Dataset records:
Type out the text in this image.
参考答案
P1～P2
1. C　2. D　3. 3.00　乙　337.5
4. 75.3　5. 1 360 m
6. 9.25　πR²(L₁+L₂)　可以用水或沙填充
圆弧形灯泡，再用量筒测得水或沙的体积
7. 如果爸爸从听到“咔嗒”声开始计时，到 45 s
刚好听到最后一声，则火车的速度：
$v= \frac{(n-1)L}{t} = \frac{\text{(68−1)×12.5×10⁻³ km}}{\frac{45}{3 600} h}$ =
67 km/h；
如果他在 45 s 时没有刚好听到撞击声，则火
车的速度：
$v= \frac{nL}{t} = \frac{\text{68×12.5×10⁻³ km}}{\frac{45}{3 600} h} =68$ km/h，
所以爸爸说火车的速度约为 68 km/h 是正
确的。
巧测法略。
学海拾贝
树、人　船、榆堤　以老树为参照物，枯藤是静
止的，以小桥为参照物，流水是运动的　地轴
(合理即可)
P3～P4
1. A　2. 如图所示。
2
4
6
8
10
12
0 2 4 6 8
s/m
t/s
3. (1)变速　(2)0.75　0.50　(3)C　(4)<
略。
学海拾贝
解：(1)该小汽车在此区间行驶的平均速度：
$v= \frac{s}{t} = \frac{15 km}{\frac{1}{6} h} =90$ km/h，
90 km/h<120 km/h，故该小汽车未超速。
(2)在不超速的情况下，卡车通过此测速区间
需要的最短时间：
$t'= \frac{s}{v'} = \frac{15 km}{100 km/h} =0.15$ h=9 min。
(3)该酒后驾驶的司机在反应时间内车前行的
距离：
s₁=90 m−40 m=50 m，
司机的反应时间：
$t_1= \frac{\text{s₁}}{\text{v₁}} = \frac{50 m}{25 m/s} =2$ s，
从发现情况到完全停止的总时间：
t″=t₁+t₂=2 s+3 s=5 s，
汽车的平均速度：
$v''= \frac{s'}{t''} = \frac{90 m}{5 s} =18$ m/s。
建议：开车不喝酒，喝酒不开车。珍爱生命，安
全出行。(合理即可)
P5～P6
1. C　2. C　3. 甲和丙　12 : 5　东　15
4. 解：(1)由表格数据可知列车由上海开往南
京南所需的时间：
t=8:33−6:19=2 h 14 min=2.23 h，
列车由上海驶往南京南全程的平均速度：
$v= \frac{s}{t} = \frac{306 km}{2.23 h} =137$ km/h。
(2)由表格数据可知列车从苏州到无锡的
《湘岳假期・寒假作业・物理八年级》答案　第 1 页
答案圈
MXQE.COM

■ Task brief: Your task is to repeat every line exactly.

■ Final answer:
Type out the text in this image.
参考答案
P1～P2
1. C　2. D　3. 3.00　乙　337.5
4. 75.3　5. 1 360 m
6. 9.25　πR²(L₁+L₂)　可以用水或沙填充
圆弧形灯泡，再用量筒测得水或沙的体积
7. 如果爸爸从听到“咔嗒”声开始计时，到 45 s
刚好听到最后一声，则火车的速度：
$v= \frac{(n-1)L}{t} = \frac{\text{(68−1)×12.5×10⁻³ km}}{\frac{45}{3 600} h}$ =
67 km/h；
如果他在 45 s 时没有刚好听到撞击声，则火
车的速度：
$v= \frac{nL}{t} = \frac{\text{68×12.5×10⁻³ km}}{\frac{45}{3 600} h} =68$ km/h，
所以爸爸说火车的速度约为 68 km/h 是正
确的。
巧测法略。
学海拾贝
树、人　船、榆堤　以老树为参照物，枯藤是静
止的，以小桥为参照物，流水是运动的　地轴
(合理即可)
P3～P4
1. A　2. 如图所示。
2
4
6
8
10
12
0 2 4 6 8
s/m
t/s
3. (1)变速　(2)0.75　0.50　(3)C　(4)<
略。
学海拾贝
解：(1)该小汽车在此区间行驶的平均速度：
$v= \frac{s}{t} = \frac{15 km}{\frac{1}{6} h} =90$ km/h，
90 km/h<120 km/h，故该小汽车未超速。
(2)在不超速的情况下，卡车通过此测速区间
需要的最短时间：
$t'= \frac{s}{v'} = \frac{15 km}{100 km/h} =0.15$ h=9 min。
(3)该酒后驾驶的司机在反应时间内车前行的
距离：
s₁=90 m−40 m=50 m，
司机的反应时间：
$t_1= \frac{\text{s₁}}{\text{v₁}} = \frac{50 m}{25 m/s} =2$ s，
从发现情况到完全停止的总时间：
t″=t₁+t₂=2 s+3 s=5 s，
汽车的平均速度：
$v''= \frac{s'}{t''} = \frac{90 m}{5 s} =18$ m/s。
建议：开车不喝酒，喝酒不开车。珍爱生命，安
全出行。(合理即可)
P5～P6
1. C　2. C　3. 甲和丙　12 : 5　东　15
4. 解：(1)由表格数据可知列车由上海开往南
京南所需的时间：
t=8:33−6:19=2 h 14 min=2.23 h，
列车由上海驶往南京南全程的平均速度：
$v= \frac{s}{t} = \frac{306 km}{2.23 h} =137$ km/h。
(2)由表格数据可知列车从苏州到无锡的
《湘岳假期・寒假作业・物理八年级》答案　第 1 页
答案圈
MXQE.COM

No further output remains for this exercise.